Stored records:
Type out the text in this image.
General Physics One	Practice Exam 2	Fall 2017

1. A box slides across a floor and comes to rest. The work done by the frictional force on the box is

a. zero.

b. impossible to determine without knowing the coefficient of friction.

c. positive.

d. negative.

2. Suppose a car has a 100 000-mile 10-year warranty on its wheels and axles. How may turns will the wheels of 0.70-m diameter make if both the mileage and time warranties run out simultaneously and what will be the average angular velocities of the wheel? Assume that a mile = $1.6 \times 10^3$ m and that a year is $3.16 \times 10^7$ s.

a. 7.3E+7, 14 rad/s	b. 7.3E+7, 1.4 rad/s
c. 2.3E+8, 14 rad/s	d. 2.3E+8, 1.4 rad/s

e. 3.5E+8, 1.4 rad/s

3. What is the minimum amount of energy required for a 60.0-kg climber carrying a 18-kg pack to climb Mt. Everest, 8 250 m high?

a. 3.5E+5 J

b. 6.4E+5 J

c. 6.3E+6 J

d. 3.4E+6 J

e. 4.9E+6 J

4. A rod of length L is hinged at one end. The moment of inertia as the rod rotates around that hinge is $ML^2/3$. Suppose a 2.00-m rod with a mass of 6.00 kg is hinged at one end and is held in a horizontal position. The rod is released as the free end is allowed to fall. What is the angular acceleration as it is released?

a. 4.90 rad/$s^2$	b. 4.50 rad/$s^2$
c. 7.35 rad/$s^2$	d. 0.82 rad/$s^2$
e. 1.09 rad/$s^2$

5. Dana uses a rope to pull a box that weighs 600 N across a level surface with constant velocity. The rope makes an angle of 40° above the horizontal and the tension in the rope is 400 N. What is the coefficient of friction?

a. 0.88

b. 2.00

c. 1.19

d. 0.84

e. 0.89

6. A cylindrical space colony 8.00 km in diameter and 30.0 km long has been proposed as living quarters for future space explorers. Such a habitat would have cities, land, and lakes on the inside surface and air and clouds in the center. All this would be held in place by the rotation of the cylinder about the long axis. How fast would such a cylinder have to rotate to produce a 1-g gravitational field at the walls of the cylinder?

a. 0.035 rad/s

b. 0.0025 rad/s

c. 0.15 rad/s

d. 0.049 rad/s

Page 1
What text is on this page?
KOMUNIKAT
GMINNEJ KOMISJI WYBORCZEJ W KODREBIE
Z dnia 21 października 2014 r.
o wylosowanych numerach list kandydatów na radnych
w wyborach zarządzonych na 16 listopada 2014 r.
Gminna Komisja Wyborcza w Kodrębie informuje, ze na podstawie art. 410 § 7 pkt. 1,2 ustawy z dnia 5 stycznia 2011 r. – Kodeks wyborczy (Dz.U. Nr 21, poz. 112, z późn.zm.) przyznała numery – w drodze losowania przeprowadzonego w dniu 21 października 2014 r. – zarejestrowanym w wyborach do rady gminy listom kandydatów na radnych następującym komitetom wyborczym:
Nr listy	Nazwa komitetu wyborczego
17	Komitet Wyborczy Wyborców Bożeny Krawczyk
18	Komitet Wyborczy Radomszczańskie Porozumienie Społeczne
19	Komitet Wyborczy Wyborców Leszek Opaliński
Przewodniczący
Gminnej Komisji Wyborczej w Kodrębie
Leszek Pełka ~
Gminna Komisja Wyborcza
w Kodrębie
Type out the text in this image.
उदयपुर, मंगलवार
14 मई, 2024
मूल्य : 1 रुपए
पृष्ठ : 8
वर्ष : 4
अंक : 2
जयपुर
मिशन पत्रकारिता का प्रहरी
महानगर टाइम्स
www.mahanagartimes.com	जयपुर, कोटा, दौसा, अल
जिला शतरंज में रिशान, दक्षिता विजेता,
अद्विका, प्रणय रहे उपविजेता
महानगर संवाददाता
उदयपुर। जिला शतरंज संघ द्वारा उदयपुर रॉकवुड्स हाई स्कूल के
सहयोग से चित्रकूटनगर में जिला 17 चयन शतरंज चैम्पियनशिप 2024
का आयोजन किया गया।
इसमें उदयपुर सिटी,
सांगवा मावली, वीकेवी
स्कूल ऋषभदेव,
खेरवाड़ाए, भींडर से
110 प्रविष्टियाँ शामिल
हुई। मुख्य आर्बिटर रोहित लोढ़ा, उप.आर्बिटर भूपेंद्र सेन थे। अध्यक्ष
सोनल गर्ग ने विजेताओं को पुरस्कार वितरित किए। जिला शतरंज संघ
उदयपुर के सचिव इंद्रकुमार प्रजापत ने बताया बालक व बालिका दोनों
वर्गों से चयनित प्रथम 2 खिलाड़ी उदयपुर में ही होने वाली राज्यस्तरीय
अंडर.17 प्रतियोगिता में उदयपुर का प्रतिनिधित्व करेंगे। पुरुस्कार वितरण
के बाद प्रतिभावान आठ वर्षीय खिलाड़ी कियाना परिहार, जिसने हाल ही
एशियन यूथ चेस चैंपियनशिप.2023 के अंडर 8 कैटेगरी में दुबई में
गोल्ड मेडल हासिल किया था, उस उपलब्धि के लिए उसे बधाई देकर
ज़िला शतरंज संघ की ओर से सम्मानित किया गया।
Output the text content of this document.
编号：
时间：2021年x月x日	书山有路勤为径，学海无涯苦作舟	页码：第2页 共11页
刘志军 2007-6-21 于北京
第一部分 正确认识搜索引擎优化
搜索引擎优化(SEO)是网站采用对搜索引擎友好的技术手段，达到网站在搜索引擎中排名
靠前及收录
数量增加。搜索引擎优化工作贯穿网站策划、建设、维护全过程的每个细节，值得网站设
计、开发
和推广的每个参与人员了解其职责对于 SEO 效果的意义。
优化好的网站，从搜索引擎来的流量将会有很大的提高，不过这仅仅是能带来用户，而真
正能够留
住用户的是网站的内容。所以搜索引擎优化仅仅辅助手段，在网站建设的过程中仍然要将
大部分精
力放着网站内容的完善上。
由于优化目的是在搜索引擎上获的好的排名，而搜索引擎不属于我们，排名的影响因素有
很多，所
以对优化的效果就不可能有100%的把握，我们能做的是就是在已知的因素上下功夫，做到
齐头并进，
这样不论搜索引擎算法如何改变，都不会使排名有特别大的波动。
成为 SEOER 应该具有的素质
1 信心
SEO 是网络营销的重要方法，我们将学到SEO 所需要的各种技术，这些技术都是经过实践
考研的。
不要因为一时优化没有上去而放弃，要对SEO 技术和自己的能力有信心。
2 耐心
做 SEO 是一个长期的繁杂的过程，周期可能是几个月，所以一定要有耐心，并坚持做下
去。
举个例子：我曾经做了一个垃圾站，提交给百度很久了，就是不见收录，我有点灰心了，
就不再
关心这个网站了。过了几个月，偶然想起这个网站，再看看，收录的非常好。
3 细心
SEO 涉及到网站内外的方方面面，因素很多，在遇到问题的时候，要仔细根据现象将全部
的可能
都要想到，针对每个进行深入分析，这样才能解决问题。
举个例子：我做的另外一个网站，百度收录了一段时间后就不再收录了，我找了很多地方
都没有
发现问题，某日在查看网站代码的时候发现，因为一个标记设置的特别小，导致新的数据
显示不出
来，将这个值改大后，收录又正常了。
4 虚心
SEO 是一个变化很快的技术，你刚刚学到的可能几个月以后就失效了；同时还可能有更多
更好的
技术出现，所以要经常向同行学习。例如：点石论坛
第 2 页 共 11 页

*REQUIREMENTS:*
All of the entries need to be reproduced exactly; please write them out.

*SOLUTION BELOW:*
Type out the text in this image.
General Physics One	Practice Exam 2	Fall 2017

1. A box slides across a floor and comes to rest. The work done by the frictional force on the box is

a. zero.

b. impossible to determine without knowing the coefficient of friction.

c. positive.

d. negative.

2. Suppose a car has a 100 000-mile 10-year warranty on its wheels and axles. How may turns will the wheels of 0.70-m diameter make if both the mileage and time warranties run out simultaneously and what will be the average angular velocities of the wheel? Assume that a mile = $1.6 \times 10^3$ m and that a year is $3.16 \times 10^7$ s.

a. 7.3E+7, 14 rad/s	b. 7.3E+7, 1.4 rad/s
c. 2.3E+8, 14 rad/s	d. 2.3E+8, 1.4 rad/s

e. 3.5E+8, 1.4 rad/s

3. What is the minimum amount of energy required for a 60.0-kg climber carrying a 18-kg pack to climb Mt. Everest, 8 250 m high?

a. 3.5E+5 J

b. 6.4E+5 J

c. 6.3E+6 J

d. 3.4E+6 J

e. 4.9E+6 J

4. A rod of length L is hinged at one end. The moment of inertia as the rod rotates around that hinge is $ML^2/3$. Suppose a 2.00-m rod with a mass of 6.00 kg is hinged at one end and is held in a horizontal position. The rod is released as the free end is allowed to fall. What is the angular acceleration as it is released?

a. 4.90 rad/$s^2$	b. 4.50 rad/$s^2$
c. 7.35 rad/$s^2$	d. 0.82 rad/$s^2$
e. 1.09 rad/$s^2$

5. Dana uses a rope to pull a box that weighs 600 N across a level surface with constant velocity. The rope makes an angle of 40° above the horizontal and the tension in the rope is 400 N. What is the coefficient of friction?

a. 0.88

b. 2.00

c. 1.19

d. 0.84

e. 0.89

6. A cylindrical space colony 8.00 km in diameter and 30.0 km long has been proposed as living quarters for future space explorers. Such a habitat would have cities, land, and lakes on the inside surface and air and clouds in the center. All this would be held in place by the rotation of the cylinder about the long axis. How fast would such a cylinder have to rotate to produce a 1-g gravitational field at the walls of the cylinder?

a. 0.035 rad/s

b. 0.0025 rad/s

c. 0.15 rad/s

d. 0.049 rad/s

Page 1
What text is on this page?
KOMUNIKAT
GMINNEJ KOMISJI WYBORCZEJ W KODREBIE
Z dnia 21 października 2014 r.
o wylosowanych numerach list kandydatów na radnych
w wyborach zarządzonych na 16 listopada 2014 r.
Gminna Komisja Wyborcza w Kodrębie informuje, ze na podstawie art. 410 § 7 pkt. 1,2 ustawy z dnia 5 stycznia 2011 r. – Kodeks wyborczy (Dz.U. Nr 21, poz. 112, z późn.zm.) przyznała numery – w drodze losowania przeprowadzonego w dniu 21 października 2014 r. – zarejestrowanym w wyborach do rady gminy listom kandydatów na radnych następującym komitetom wyborczym:
Nr listy	Nazwa komitetu wyborczego
17	Komitet Wyborczy Wyborców Bożeny Krawczyk
18	Komitet Wyborczy Radomszczańskie Porozumienie Społeczne
19	Komitet Wyborczy Wyborców Leszek Opaliński
Przewodniczący
Gminnej Komisji Wyborczej w Kodrębie
Leszek Pełka ~
Gminna Komisja Wyborcza
w Kodrębie
Type out the text in this image.
उदयपुर, मंगलवार
14 मई, 2024
मूल्य : 1 रुपए
पृष्ठ : 8
वर्ष : 4
अंक : 2
जयपुर
मिशन पत्रकारिता का प्रहरी
महानगर टाइम्स
www.mahanagartimes.com	जयपुर, कोटा, दौसा, अल
जिला शतरंज में रिशान, दक्षिता विजेता,
अद्विका, प्रणय रहे उपविजेता
महानगर संवाददाता
उदयपुर। जिला शतरंज संघ द्वारा उदयपुर रॉकवुड्स हाई स्कूल के
सहयोग से चित्रकूटनगर में जिला 17 चयन शतरंज चैम्पियनशिप 2024
का आयोजन किया गया।
इसमें उदयपुर सिटी,
सांगवा मावली, वीकेवी
स्कूल ऋषभदेव,
खेरवाड़ाए, भींडर से
110 प्रविष्टियाँ शामिल
हुई। मुख्य आर्बिटर रोहित लोढ़ा, उप.आर्बिटर भूपेंद्र सेन थे। अध्यक्ष
सोनल गर्ग ने विजेताओं को पुरस्कार वितरित किए। जिला शतरंज संघ
उदयपुर के सचिव इंद्रकुमार प्रजापत ने बताया बालक व बालिका दोनों
वर्गों से चयनित प्रथम 2 खिलाड़ी उदयपुर में ही होने वाली राज्यस्तरीय
अंडर.17 प्रतियोगिता में उदयपुर का प्रतिनिधित्व करेंगे। पुरुस्कार वितरण
के बाद प्रतिभावान आठ वर्षीय खिलाड़ी कियाना परिहार, जिसने हाल ही
एशियन यूथ चेस चैंपियनशिप.2023 के अंडर 8 कैटेगरी में दुबई में
गोल्ड मेडल हासिल किया था, उस उपलब्धि के लिए उसे बधाई देकर
ज़िला शतरंज संघ की ओर से सम्मानित किया गया।
Output the text content of this document.
编号：
时间：2021年x月x日	书山有路勤为径，学海无涯苦作舟	页码：第2页 共11页
刘志军 2007-6-21 于北京
第一部分 正确认识搜索引擎优化
搜索引擎优化(SEO)是网站采用对搜索引擎友好的技术手段，达到网站在搜索引擎中排名
靠前及收录
数量增加。搜索引擎优化工作贯穿网站策划、建设、维护全过程的每个细节，值得网站设
计、开发
和推广的每个参与人员了解其职责对于 SEO 效果的意义。
优化好的网站，从搜索引擎来的流量将会有很大的提高，不过这仅仅是能带来用户，而真
正能够留
住用户的是网站的内容。所以搜索引擎优化仅仅辅助手段，在网站建设的过程中仍然要将
大部分精
力放着网站内容的完善上。
由于优化目的是在搜索引擎上获的好的排名，而搜索引擎不属于我们，排名的影响因素有
很多，所
以对优化的效果就不可能有100%的把握，我们能做的是就是在已知的因素上下功夫，做到
齐头并进，
这样不论搜索引擎算法如何改变，都不会使排名有特别大的波动。
成为 SEOER 应该具有的素质
1 信心
SEO 是网络营销的重要方法，我们将学到SEO 所需要的各种技术，这些技术都是经过实践
考研的。
不要因为一时优化没有上去而放弃，要对SEO 技术和自己的能力有信心。
2 耐心
做 SEO 是一个长期的繁杂的过程，周期可能是几个月，所以一定要有耐心，并坚持做下
去。
举个例子：我曾经做了一个垃圾站，提交给百度很久了，就是不见收录，我有点灰心了，
就不再
关心这个网站了。过了几个月，偶然想起这个网站，再看看，收录的非常好。
3 细心
SEO 涉及到网站内外的方方面面，因素很多，在遇到问题的时候，要仔细根据现象将全部
的可能
都要想到，针对每个进行深入分析，这样才能解决问题。
举个例子：我做的另外一个网站，百度收录了一段时间后就不再收录了，我找了很多地方
都没有
发现问题，某日在查看网站代码的时候发现，因为一个标记设置的特别小，导致新的数据
显示不出
来，将这个值改大后，收录又正常了。
4 虚心
SEO 是一个变化很快的技术，你刚刚学到的可能几个月以后就失效了；同时还可能有更多
更好的
技术出现，所以要经常向同行学习。例如：点石论坛
第 2 页 共 11 页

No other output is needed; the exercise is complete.